AIM OF THE TASK » Return all lines below containing the word "name".

GIVEN DATA »
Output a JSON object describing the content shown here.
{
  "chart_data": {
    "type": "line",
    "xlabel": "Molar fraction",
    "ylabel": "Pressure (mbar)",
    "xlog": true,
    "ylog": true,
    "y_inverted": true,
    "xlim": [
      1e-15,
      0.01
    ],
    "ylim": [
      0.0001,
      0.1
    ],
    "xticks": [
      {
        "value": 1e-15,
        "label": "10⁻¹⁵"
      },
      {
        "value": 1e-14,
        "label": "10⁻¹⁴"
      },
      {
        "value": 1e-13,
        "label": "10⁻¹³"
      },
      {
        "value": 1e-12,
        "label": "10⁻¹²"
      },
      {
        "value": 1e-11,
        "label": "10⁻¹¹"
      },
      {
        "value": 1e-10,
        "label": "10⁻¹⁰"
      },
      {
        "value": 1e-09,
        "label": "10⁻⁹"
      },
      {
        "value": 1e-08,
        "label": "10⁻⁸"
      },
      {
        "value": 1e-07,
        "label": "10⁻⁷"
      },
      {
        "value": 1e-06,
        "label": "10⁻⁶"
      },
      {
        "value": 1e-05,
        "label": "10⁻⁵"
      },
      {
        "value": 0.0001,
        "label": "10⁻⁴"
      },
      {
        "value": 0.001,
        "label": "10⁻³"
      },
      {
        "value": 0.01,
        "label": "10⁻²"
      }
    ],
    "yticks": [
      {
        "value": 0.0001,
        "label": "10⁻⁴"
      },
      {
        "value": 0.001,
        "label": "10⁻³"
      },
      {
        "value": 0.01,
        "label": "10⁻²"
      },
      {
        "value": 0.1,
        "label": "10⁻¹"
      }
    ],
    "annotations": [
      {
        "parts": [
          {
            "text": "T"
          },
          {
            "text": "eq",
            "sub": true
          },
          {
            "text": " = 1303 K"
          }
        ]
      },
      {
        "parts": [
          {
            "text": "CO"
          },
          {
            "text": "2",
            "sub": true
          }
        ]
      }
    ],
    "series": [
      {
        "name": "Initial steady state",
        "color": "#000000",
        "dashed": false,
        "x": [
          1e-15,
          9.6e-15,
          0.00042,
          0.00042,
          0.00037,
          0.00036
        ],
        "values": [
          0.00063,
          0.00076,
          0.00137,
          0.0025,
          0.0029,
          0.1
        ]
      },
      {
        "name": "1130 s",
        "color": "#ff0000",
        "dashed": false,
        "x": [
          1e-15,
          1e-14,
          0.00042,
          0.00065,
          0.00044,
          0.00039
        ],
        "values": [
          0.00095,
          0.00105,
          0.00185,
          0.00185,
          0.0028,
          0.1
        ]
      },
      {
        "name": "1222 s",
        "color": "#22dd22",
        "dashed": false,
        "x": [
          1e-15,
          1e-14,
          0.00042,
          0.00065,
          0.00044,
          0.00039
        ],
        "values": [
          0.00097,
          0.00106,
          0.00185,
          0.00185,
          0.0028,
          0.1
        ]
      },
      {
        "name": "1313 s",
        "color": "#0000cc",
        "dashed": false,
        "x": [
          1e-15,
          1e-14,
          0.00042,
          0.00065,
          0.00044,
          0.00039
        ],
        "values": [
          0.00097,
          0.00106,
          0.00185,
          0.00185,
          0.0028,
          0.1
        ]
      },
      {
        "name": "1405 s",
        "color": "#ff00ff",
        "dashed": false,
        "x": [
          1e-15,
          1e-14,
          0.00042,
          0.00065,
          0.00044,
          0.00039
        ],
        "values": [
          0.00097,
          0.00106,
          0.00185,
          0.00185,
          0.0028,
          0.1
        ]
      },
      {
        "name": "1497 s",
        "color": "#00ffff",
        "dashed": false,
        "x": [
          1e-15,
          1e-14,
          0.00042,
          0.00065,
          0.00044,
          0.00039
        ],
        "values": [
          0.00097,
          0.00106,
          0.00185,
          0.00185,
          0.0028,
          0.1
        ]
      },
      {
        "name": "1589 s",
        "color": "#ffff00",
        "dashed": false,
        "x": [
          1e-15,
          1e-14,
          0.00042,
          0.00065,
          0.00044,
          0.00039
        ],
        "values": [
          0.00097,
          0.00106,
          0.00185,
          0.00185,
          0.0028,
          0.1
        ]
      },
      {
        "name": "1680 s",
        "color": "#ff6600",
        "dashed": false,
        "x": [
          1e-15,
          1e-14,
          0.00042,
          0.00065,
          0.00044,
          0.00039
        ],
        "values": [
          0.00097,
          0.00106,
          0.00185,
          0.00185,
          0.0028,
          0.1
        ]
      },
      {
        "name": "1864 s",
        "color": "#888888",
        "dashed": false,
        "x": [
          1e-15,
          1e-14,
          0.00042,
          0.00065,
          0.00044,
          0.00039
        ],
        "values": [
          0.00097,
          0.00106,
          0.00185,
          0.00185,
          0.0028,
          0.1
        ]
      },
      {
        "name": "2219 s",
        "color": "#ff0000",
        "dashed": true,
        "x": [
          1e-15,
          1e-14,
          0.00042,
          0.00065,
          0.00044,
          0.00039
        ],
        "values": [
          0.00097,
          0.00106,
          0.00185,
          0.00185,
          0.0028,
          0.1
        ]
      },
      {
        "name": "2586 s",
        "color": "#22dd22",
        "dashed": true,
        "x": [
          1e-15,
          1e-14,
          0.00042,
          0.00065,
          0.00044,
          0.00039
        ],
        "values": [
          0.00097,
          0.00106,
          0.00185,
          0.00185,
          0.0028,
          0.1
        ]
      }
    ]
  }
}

---

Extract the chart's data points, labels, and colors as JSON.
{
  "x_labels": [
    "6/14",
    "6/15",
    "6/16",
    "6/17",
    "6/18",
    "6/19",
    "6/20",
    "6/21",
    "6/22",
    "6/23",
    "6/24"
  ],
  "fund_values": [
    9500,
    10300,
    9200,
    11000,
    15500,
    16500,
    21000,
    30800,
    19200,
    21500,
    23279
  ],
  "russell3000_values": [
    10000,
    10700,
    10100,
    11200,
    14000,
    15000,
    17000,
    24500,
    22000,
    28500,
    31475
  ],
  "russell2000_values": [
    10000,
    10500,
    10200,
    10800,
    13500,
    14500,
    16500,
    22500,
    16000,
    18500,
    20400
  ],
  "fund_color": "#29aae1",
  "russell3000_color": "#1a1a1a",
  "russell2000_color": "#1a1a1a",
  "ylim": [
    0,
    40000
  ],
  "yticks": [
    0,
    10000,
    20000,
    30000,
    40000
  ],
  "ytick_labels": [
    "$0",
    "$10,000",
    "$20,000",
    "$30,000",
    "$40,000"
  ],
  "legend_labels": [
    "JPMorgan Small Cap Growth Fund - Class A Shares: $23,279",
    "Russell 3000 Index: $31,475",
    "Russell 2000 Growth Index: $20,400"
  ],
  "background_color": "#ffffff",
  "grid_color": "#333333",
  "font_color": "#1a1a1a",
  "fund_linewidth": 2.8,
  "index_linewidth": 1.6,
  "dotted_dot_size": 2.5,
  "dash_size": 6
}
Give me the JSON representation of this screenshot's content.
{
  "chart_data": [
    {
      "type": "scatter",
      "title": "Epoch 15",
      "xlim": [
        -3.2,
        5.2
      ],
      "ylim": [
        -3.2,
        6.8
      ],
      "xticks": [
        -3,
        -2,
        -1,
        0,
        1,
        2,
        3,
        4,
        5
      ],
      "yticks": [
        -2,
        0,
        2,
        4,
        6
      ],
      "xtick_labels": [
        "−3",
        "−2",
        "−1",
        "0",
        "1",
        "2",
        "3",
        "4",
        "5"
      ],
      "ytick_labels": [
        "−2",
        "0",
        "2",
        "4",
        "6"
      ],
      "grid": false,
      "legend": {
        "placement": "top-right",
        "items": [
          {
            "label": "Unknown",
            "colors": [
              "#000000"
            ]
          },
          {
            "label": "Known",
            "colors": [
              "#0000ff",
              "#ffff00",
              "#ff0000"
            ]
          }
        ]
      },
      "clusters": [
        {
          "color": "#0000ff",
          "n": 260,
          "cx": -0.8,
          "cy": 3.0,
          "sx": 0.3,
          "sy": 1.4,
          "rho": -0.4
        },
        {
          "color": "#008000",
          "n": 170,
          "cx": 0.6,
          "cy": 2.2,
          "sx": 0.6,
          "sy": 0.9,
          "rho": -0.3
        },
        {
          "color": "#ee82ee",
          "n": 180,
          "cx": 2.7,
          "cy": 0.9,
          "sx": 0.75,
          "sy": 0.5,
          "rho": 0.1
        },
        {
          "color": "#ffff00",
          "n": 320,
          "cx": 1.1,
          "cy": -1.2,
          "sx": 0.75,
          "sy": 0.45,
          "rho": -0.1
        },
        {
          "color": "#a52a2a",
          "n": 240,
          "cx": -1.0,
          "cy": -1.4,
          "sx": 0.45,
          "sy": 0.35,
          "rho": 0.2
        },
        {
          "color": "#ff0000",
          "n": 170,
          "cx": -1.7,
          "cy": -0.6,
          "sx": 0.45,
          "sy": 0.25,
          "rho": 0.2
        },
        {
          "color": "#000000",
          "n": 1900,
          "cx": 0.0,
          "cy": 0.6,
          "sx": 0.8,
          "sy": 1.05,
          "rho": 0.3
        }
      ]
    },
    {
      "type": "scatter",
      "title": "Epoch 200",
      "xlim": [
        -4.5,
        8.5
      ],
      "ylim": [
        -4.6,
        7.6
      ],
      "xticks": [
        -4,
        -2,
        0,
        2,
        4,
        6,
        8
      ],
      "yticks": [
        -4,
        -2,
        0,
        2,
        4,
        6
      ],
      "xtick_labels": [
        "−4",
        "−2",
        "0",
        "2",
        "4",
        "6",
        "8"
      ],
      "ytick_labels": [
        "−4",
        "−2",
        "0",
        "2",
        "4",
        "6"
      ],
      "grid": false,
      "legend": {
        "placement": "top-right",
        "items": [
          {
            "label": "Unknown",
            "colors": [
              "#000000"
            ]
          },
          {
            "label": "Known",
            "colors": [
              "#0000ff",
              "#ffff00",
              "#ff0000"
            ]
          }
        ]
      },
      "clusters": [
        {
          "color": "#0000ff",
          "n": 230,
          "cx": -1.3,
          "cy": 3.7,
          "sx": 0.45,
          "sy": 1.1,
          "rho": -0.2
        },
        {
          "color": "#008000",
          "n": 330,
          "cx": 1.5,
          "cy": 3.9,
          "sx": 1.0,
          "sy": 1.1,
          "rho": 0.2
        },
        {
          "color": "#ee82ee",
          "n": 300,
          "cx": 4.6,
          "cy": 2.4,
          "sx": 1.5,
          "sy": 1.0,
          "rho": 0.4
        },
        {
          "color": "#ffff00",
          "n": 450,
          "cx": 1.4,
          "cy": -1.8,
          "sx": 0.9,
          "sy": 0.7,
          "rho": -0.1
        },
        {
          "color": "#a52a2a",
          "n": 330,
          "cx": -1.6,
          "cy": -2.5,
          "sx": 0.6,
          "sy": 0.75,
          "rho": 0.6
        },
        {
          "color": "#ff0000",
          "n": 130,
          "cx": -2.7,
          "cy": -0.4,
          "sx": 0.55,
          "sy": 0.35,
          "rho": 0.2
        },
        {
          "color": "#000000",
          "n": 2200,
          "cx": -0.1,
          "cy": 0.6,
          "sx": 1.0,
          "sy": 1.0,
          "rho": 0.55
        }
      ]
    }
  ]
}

WRITTEN SOLUTION »
        "name": "Initial steady state",
        "name": "1130 s",
        "name": "1222 s",
        "name": "1313 s",
        "name": "1405 s",
        "name": "1497 s",
        "name": "1589 s",
        "name": "1680 s",
        "name": "1864 s",
        "name": "2219 s",
        "name": "2586 s",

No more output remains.